**Source records:**

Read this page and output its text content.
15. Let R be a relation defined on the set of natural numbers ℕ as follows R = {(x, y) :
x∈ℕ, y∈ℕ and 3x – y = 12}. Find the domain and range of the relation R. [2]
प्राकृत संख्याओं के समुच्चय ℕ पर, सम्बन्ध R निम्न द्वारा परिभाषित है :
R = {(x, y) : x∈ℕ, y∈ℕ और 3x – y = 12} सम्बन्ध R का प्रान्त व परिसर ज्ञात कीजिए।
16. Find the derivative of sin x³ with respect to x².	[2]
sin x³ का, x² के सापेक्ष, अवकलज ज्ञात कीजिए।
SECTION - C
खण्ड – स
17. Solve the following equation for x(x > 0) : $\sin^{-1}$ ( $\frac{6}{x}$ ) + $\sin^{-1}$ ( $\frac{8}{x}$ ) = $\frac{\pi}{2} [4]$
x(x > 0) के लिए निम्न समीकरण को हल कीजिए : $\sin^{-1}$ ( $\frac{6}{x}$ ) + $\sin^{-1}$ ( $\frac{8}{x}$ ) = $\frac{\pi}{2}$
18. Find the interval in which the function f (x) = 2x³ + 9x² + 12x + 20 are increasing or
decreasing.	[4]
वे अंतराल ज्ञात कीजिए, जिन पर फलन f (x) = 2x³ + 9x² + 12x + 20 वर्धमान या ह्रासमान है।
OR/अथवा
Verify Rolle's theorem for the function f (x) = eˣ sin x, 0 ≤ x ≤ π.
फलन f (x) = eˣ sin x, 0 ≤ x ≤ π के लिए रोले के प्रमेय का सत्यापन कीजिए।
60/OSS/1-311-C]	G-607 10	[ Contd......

**Aim of the task:** Write out the whole listing again. Match it word for word.

**The reply:**
Read this page and output its text content.
15. Let R be a relation defined on the set of natural numbers ℕ as follows R = {(x, y) :
x∈ℕ, y∈ℕ and 3x – y = 12}. Find the domain and range of the relation R. [2]
प्राकृत संख्याओं के समुच्चय ℕ पर, सम्बन्ध R निम्न द्वारा परिभाषित है :
R = {(x, y) : x∈ℕ, y∈ℕ और 3x – y = 12} सम्बन्ध R का प्रान्त व परिसर ज्ञात कीजिए।
16. Find the derivative of sin x³ with respect to x².	[2]
sin x³ का, x² के सापेक्ष, अवकलज ज्ञात कीजिए।
SECTION - C
खण्ड – स
17. Solve the following equation for x(x > 0) : $\sin^{-1}$ ( $\frac{6}{x}$ ) + $\sin^{-1}$ ( $\frac{8}{x}$ ) = $\frac{\pi}{2} [4]$
x(x > 0) के लिए निम्न समीकरण को हल कीजिए : $\sin^{-1}$ ( $\frac{6}{x}$ ) + $\sin^{-1}$ ( $\frac{8}{x}$ ) = $\frac{\pi}{2}$
18. Find the interval in which the function f (x) = 2x³ + 9x² + 12x + 20 are increasing or
decreasing.	[4]
वे अंतराल ज्ञात कीजिए, जिन पर फलन f (x) = 2x³ + 9x² + 12x + 20 वर्धमान या ह्रासमान है।
OR/अथवा
Verify Rolle's theorem for the function f (x) = eˣ sin x, 0 ≤ x ≤ π.
फलन f (x) = eˣ sin x, 0 ≤ x ≤ π के लिए रोले के प्रमेय का सत्यापन कीजिए।
60/OSS/1-311-C]	G-607 10	[ Contd......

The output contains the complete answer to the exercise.